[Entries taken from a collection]

______________________________

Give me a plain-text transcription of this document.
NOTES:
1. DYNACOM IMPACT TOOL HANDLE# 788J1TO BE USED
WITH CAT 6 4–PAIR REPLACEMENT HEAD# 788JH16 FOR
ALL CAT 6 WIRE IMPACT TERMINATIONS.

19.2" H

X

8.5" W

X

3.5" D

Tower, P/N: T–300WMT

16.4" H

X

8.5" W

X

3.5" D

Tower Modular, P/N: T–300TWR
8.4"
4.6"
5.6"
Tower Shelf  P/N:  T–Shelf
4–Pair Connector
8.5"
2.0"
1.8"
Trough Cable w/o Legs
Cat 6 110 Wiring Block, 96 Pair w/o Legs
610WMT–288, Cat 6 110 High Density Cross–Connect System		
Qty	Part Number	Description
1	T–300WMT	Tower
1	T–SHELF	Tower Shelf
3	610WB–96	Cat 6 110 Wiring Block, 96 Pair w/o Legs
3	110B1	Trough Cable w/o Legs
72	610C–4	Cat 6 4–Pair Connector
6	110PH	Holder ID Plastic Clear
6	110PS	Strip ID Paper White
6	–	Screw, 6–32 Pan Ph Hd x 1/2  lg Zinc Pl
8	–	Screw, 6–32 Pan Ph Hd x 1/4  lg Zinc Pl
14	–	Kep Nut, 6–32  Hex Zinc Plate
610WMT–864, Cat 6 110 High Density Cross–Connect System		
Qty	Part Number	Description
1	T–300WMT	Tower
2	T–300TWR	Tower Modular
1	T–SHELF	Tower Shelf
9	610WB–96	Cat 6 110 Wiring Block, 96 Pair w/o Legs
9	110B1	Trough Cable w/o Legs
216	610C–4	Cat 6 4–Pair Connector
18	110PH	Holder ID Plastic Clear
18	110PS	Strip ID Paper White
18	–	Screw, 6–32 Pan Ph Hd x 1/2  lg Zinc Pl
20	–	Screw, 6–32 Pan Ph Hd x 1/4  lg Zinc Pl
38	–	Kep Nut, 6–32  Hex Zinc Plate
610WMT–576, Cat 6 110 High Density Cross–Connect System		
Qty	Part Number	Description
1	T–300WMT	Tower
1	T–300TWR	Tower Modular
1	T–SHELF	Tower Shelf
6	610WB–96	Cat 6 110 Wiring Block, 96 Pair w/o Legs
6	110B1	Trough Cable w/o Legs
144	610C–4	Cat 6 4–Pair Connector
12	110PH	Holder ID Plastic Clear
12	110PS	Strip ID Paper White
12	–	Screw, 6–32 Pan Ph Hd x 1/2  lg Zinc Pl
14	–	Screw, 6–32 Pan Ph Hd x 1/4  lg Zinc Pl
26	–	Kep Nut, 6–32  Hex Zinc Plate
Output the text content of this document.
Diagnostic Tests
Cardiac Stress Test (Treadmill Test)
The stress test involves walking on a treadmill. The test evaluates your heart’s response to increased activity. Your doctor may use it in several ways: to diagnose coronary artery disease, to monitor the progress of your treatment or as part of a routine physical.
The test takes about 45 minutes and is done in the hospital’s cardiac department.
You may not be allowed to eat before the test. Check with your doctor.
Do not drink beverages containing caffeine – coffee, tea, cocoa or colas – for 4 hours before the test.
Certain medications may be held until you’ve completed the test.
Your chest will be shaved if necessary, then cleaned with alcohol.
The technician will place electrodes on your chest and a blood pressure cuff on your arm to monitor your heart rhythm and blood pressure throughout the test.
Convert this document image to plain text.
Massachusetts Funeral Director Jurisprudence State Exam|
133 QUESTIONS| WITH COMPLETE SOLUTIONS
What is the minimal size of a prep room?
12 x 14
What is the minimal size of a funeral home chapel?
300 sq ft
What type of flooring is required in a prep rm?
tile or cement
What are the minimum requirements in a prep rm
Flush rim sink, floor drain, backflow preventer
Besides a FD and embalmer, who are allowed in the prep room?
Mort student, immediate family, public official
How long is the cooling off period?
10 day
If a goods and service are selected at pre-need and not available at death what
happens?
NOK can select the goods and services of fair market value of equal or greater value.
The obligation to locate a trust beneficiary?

______________________________

▸ **The task**:
Exactly as shown above, return every record.

▸ **The response**:
Give me a plain-text transcription of this document.
NOTES:
1. DYNACOM IMPACT TOOL HANDLE# 788J1TO BE USED
WITH CAT 6 4–PAIR REPLACEMENT HEAD# 788JH16 FOR
ALL CAT 6 WIRE IMPACT TERMINATIONS.

19.2" H

X

8.5" W

X

3.5" D

Tower, P/N: T–300WMT

16.4" H

X

8.5" W

X

3.5" D

Tower Modular, P/N: T–300TWR
8.4"
4.6"
5.6"
Tower Shelf  P/N:  T–Shelf
4–Pair Connector
8.5"
2.0"
1.8"
Trough Cable w/o Legs
Cat 6 110 Wiring Block, 96 Pair w/o Legs
610WMT–288, Cat 6 110 High Density Cross–Connect System		
Qty	Part Number	Description
1	T–300WMT	Tower
1	T–SHELF	Tower Shelf
3	610WB–96	Cat 6 110 Wiring Block, 96 Pair w/o Legs
3	110B1	Trough Cable w/o Legs
72	610C–4	Cat 6 4–Pair Connector
6	110PH	Holder ID Plastic Clear
6	110PS	Strip ID Paper White
6	–	Screw, 6–32 Pan Ph Hd x 1/2  lg Zinc Pl
8	–	Screw, 6–32 Pan Ph Hd x 1/4  lg Zinc Pl
14	–	Kep Nut, 6–32  Hex Zinc Plate
610WMT–864, Cat 6 110 High Density Cross–Connect System		
Qty	Part Number	Description
1	T–300WMT	Tower
2	T–300TWR	Tower Modular
1	T–SHELF	Tower Shelf
9	610WB–96	Cat 6 110 Wiring Block, 96 Pair w/o Legs
9	110B1	Trough Cable w/o Legs
216	610C–4	Cat 6 4–Pair Connector
18	110PH	Holder ID Plastic Clear
18	110PS	Strip ID Paper White
18	–	Screw, 6–32 Pan Ph Hd x 1/2  lg Zinc Pl
20	–	Screw, 6–32 Pan Ph Hd x 1/4  lg Zinc Pl
38	–	Kep Nut, 6–32  Hex Zinc Plate
610WMT–576, Cat 6 110 High Density Cross–Connect System		
Qty	Part Number	Description
1	T–300WMT	Tower
1	T–300TWR	Tower Modular
1	T–SHELF	Tower Shelf
6	610WB–96	Cat 6 110 Wiring Block, 96 Pair w/o Legs
6	110B1	Trough Cable w/o Legs
144	610C–4	Cat 6 4–Pair Connector
12	110PH	Holder ID Plastic Clear
12	110PS	Strip ID Paper White
12	–	Screw, 6–32 Pan Ph Hd x 1/2  lg Zinc Pl
14	–	Screw, 6–32 Pan Ph Hd x 1/4  lg Zinc Pl
26	–	Kep Nut, 6–32  Hex Zinc Plate
Output the text content of this document.
Diagnostic Tests
Cardiac Stress Test (Treadmill Test)
The stress test involves walking on a treadmill. The test evaluates your heart’s response to increased activity. Your doctor may use it in several ways: to diagnose coronary artery disease, to monitor the progress of your treatment or as part of a routine physical.
The test takes about 45 minutes and is done in the hospital’s cardiac department.
You may not be allowed to eat before the test. Check with your doctor.
Do not drink beverages containing caffeine – coffee, tea, cocoa or colas – for 4 hours before the test.
Certain medications may be held until you’ve completed the test.
Your chest will be shaved if necessary, then cleaned with alcohol.
The technician will place electrodes on your chest and a blood pressure cuff on your arm to monitor your heart rhythm and blood pressure throughout the test.
Convert this document image to plain text.
Massachusetts Funeral Director Jurisprudence State Exam|
133 QUESTIONS| WITH COMPLETE SOLUTIONS
What is the minimal size of a prep room?
12 x 14
What is the minimal size of a funeral home chapel?
300 sq ft
What type of flooring is required in a prep rm?
tile or cement
What are the minimum requirements in a prep rm
Flush rim sink, floor drain, backflow preventer
Besides a FD and embalmer, who are allowed in the prep room?
Mort student, immediate family, public official
How long is the cooling off period?
10 day
If a goods and service are selected at pre-need and not available at death what
happens?
NOK can select the goods and services of fair market value of equal or greater value.
The obligation to locate a trust beneficiary?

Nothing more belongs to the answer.